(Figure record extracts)

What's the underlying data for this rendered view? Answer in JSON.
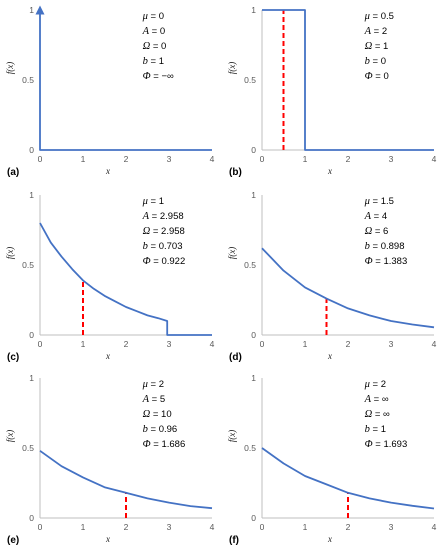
{
  "chart_data": [
    {
      "type": "line",
      "panel_label": "(a)",
      "xlabel": "x",
      "ylabel": "f(x)",
      "xlim": [
        0,
        4
      ],
      "ylim": [
        0,
        1
      ],
      "xticks": [
        "0",
        "1",
        "2",
        "3",
        "4"
      ],
      "yticks": [
        "0",
        "0.5",
        "1"
      ],
      "series": [
        {
          "x": [
            0,
            0,
            4
          ],
          "y": [
            1,
            0,
            0
          ],
          "style": "line",
          "arrow_at_first": true
        }
      ],
      "annotations": [
        {
          "sym": "μ",
          "val": " = 0"
        },
        {
          "sym": "A",
          "val": " = 0"
        },
        {
          "sym": "Ω",
          "val": " = 0"
        },
        {
          "sym": "b",
          "val": " = 1"
        },
        {
          "sym": "Φ",
          "val": " = −∞"
        }
      ]
    },
    {
      "type": "line",
      "panel_label": "(b)",
      "xlabel": "x",
      "ylabel": "f(x)",
      "xlim": [
        0,
        4
      ],
      "ylim": [
        0,
        1
      ],
      "xticks": [
        "0",
        "1",
        "2",
        "3",
        "4"
      ],
      "yticks": [
        "0",
        "0.5",
        "1"
      ],
      "series": [
        {
          "x": [
            0,
            1,
            1,
            4
          ],
          "y": [
            1,
            1,
            0,
            0
          ],
          "style": "line"
        }
      ],
      "mean_line": {
        "x": 0.5,
        "y": 1
      },
      "annotations": [
        {
          "sym": "μ",
          "val": " = 0.5"
        },
        {
          "sym": "A",
          "val": " = 2"
        },
        {
          "sym": "Ω",
          "val": " = 1"
        },
        {
          "sym": "b",
          "val": " = 0"
        },
        {
          "sym": "Φ",
          "val": " = 0"
        }
      ]
    },
    {
      "type": "line",
      "panel_label": "(c)",
      "xlabel": "x",
      "ylabel": "f(x)",
      "xlim": [
        0,
        4
      ],
      "ylim": [
        0,
        1
      ],
      "xticks": [
        "0",
        "1",
        "2",
        "3",
        "4"
      ],
      "yticks": [
        "0",
        "0.5",
        "1"
      ],
      "series": [
        {
          "x": [
            0,
            0.25,
            0.5,
            0.75,
            1,
            1.25,
            1.5,
            1.75,
            2,
            2.25,
            2.5,
            2.75,
            2.958,
            2.958,
            4
          ],
          "y": [
            0.8,
            0.66,
            0.56,
            0.47,
            0.39,
            0.33,
            0.28,
            0.24,
            0.2,
            0.17,
            0.14,
            0.12,
            0.1,
            0,
            0
          ],
          "style": "line"
        }
      ],
      "mean_line": {
        "x": 1,
        "y": 0.39
      },
      "annotations": [
        {
          "sym": "μ",
          "val": " = 1"
        },
        {
          "sym": "A",
          "val": " = 2.958"
        },
        {
          "sym": "Ω",
          "val": " = 2.958"
        },
        {
          "sym": "b",
          "val": " = 0.703"
        },
        {
          "sym": "Φ",
          "val": " = 0.922"
        }
      ]
    },
    {
      "type": "line",
      "panel_label": "(d)",
      "xlabel": "x",
      "ylabel": "f(x)",
      "xlim": [
        0,
        4
      ],
      "ylim": [
        0,
        1
      ],
      "xticks": [
        "0",
        "1",
        "2",
        "3",
        "4"
      ],
      "yticks": [
        "0",
        "0.5",
        "1"
      ],
      "series": [
        {
          "x": [
            0,
            0.5,
            1,
            1.5,
            2,
            2.5,
            3,
            3.5,
            4
          ],
          "y": [
            0.62,
            0.46,
            0.34,
            0.26,
            0.19,
            0.14,
            0.1,
            0.075,
            0.055
          ],
          "style": "line"
        }
      ],
      "mean_line": {
        "x": 1.5,
        "y": 0.26
      },
      "annotations": [
        {
          "sym": "μ",
          "val": " = 1.5"
        },
        {
          "sym": "A",
          "val": " = 4"
        },
        {
          "sym": "Ω",
          "val": " = 6"
        },
        {
          "sym": "b",
          "val": " = 0.898"
        },
        {
          "sym": "Φ",
          "val": " = 1.383"
        }
      ]
    },
    {
      "type": "line",
      "panel_label": "(e)",
      "xlabel": "x",
      "ylabel": "f(x)",
      "xlim": [
        0,
        4
      ],
      "ylim": [
        0,
        1
      ],
      "xticks": [
        "0",
        "1",
        "2",
        "3",
        "4"
      ],
      "yticks": [
        "0",
        "0.5",
        "1"
      ],
      "series": [
        {
          "x": [
            0,
            0.5,
            1,
            1.5,
            2,
            2.5,
            3,
            3.5,
            4
          ],
          "y": [
            0.48,
            0.37,
            0.29,
            0.22,
            0.18,
            0.14,
            0.11,
            0.085,
            0.07
          ],
          "style": "line"
        }
      ],
      "mean_line": {
        "x": 2,
        "y": 0.18
      },
      "annotations": [
        {
          "sym": "μ",
          "val": " = 2"
        },
        {
          "sym": "A",
          "val": " = 5"
        },
        {
          "sym": "Ω",
          "val": " = 10"
        },
        {
          "sym": "b",
          "val": " = 0.96"
        },
        {
          "sym": "Φ",
          "val": " = 1.686"
        }
      ]
    },
    {
      "type": "line",
      "panel_label": "(f)",
      "xlabel": "x",
      "ylabel": "f(x)",
      "xlim": [
        0,
        4
      ],
      "ylim": [
        0,
        1
      ],
      "xticks": [
        "0",
        "1",
        "2",
        "3",
        "4"
      ],
      "yticks": [
        "0",
        "0.5",
        "1"
      ],
      "series": [
        {
          "x": [
            0,
            0.5,
            1,
            1.5,
            2,
            2.5,
            3,
            3.5,
            4
          ],
          "y": [
            0.5,
            0.39,
            0.3,
            0.24,
            0.18,
            0.14,
            0.11,
            0.087,
            0.068
          ],
          "style": "line"
        }
      ],
      "mean_line": {
        "x": 2,
        "y": 0.18
      },
      "annotations": [
        {
          "sym": "μ",
          "val": " = 2"
        },
        {
          "sym": "A",
          "val": " = ∞"
        },
        {
          "sym": "Ω",
          "val": " = ∞"
        },
        {
          "sym": "b",
          "val": " = 1"
        },
        {
          "sym": "Φ",
          "val": " = 1.693"
        }
      ]
    }
  ],
  "colors": {
    "curve": "#4472c4",
    "mean_line": "#ff0000",
    "axis": "#bfbfbf"
  }
}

> **STATED TASK**
Each line of the data should be quoted exactly, with pictures left out.

> **FULL RESPONSE**
What's the underlying data for this rendered view? Answer in JSON.
{
  "chart_data": [
    {
      "type": "line",
      "panel_label": "(a)",
      "xlabel": "x",
      "ylabel": "f(x)",
      "xlim": [
        0,
        4
      ],
      "ylim": [
        0,
        1
      ],
      "xticks": [
        "0",
        "1",
        "2",
        "3",
        "4"
      ],
      "yticks": [
        "0",
        "0.5",
        "1"
      ],
      "series": [
        {
          "x": [
            0,
            0,
            4
          ],
          "y": [
            1,
            0,
            0
          ],
          "style": "line",
          "arrow_at_first": true
        }
      ],
      "annotations": [
        {
          "sym": "μ",
          "val": " = 0"
        },
        {
          "sym": "A",
          "val": " = 0"
        },
        {
          "sym": "Ω",
          "val": " = 0"
        },
        {
          "sym": "b",
          "val": " = 1"
        },
        {
          "sym": "Φ",
          "val": " = −∞"
        }
      ]
    },
    {
      "type": "line",
      "panel_label": "(b)",
      "xlabel": "x",
      "ylabel": "f(x)",
      "xlim": [
        0,
        4
      ],
      "ylim": [
        0,
        1
      ],
      "xticks": [
        "0",
        "1",
        "2",
        "3",
        "4"
      ],
      "yticks": [
        "0",
        "0.5",
        "1"
      ],
      "series": [
        {
          "x": [
            0,
            1,
            1,
            4
          ],
          "y": [
            1,
            1,
            0,
            0
          ],
          "style": "line"
        }
      ],
      "mean_line": {
        "x": 0.5,
        "y": 1
      },
      "annotations": [
        {
          "sym": "μ",
          "val": " = 0.5"
        },
        {
          "sym": "A",
          "val": " = 2"
        },
        {
          "sym": "Ω",
          "val": " = 1"
        },
        {
          "sym": "b",
          "val": " = 0"
        },
        {
          "sym": "Φ",
          "val": " = 0"
        }
      ]
    },
    {
      "type": "line",
      "panel_label": "(c)",
      "xlabel": "x",
      "ylabel": "f(x)",
      "xlim": [
        0,
        4
      ],
      "ylim": [
        0,
        1
      ],
      "xticks": [
        "0",
        "1",
        "2",
        "3",
        "4"
      ],
      "yticks": [
        "0",
        "0.5",
        "1"
      ],
      "series": [
        {
          "x": [
            0,
            0.25,
            0.5,
            0.75,
            1,
            1.25,
            1.5,
            1.75,
            2,
            2.25,
            2.5,
            2.75,
            2.958,
            2.958,
            4
          ],
          "y": [
            0.8,
            0.66,
            0.56,
            0.47,
            0.39,
            0.33,
            0.28,
            0.24,
            0.2,
            0.17,
            0.14,
            0.12,
            0.1,
            0,
            0
          ],
          "style": "line"
        }
      ],
      "mean_line": {
        "x": 1,
        "y": 0.39
      },
      "annotations": [
        {
          "sym": "μ",
          "val": " = 1"
        },
        {
          "sym": "A",
          "val": " = 2.958"
        },
        {
          "sym": "Ω",
          "val": " = 2.958"
        },
        {
          "sym": "b",
          "val": " = 0.703"
        },
        {
          "sym": "Φ",
          "val": " = 0.922"
        }
      ]
    },
    {
      "type": "line",
      "panel_label": "(d)",
      "xlabel": "x",
      "ylabel": "f(x)",
      "xlim": [
        0,
        4
      ],
      "ylim": [
        0,
        1
      ],
      "xticks": [
        "0",
        "1",
        "2",
        "3",
        "4"
      ],
      "yticks": [
        "0",
        "0.5",
        "1"
      ],
      "series": [
        {
          "x": [
            0,
            0.5,
            1,
            1.5,
            2,
            2.5,
            3,
            3.5,
            4
          ],
          "y": [
            0.62,
            0.46,
            0.34,
            0.26,
            0.19,
            0.14,
            0.1,
            0.075,
            0.055
          ],
          "style": "line"
        }
      ],
      "mean_line": {
        "x": 1.5,
        "y": 0.26
      },
      "annotations": [
        {
          "sym": "μ",
          "val": " = 1.5"
        },
        {
          "sym": "A",
          "val": " = 4"
        },
        {
          "sym": "Ω",
          "val": " = 6"
        },
        {
          "sym": "b",
          "val": " = 0.898"
        },
        {
          "sym": "Φ",
          "val": " = 1.383"
        }
      ]
    },
    {
      "type": "line",
      "panel_label": "(e)",
      "xlabel": "x",
      "ylabel": "f(x)",
      "xlim": [
        0,
        4
      ],
      "ylim": [
        0,
        1
      ],
      "xticks": [
        "0",
        "1",
        "2",
        "3",
        "4"
      ],
      "yticks": [
        "0",
        "0.5",
        "1"
      ],
      "series": [
        {
          "x": [
            0,
            0.5,
            1,
            1.5,
            2,
            2.5,
            3,
            3.5,
            4
          ],
          "y": [
            0.48,
            0.37,
            0.29,
            0.22,
            0.18,
            0.14,
            0.11,
            0.085,
            0.07
          ],
          "style": "line"
        }
      ],
      "mean_line": {
        "x": 2,
        "y": 0.18
      },
      "annotations": [
        {
          "sym": "μ",
          "val": " = 2"
        },
        {
          "sym": "A",
          "val": " = 5"
        },
        {
          "sym": "Ω",
          "val": " = 10"
        },
        {
          "sym": "b",
          "val": " = 0.96"
        },
        {
          "sym": "Φ",
          "val": " = 1.686"
        }
      ]
    },
    {
      "type": "line",
      "panel_label": "(f)",
      "xlabel": "x",
      "ylabel": "f(x)",
      "xlim": [
        0,
        4
      ],
      "ylim": [
        0,
        1
      ],
      "xticks": [
        "0",
        "1",
        "2",
        "3",
        "4"
      ],
      "yticks": [
        "0",
        "0.5",
        "1"
      ],
      "series": [
        {
          "x": [
            0,
            0.5,
            1,
            1.5,
            2,
            2.5,
            3,
            3.5,
            4
          ],
          "y": [
            0.5,
            0.39,
            0.3,
            0.24,
            0.18,
            0.14,
            0.11,
            0.087,
            0.068
          ],
          "style": "line"
        }
      ],
      "mean_line": {
        "x": 2,
        "y": 0.18
      },
      "annotations": [
        {
          "sym": "μ",
          "val": " = 2"
        },
        {
          "sym": "A",
          "val": " = ∞"
        },
        {
          "sym": "Ω",
          "val": " = ∞"
        },
        {
          "sym": "b",
          "val": " = 1"
        },
        {
          "sym": "Φ",
          "val": " = 1.693"
        }
      ]
    }
  ],
  "colors": {
    "curve": "#4472c4",
    "mean_line": "#ff0000",
    "axis": "#bfbfbf"
  }
}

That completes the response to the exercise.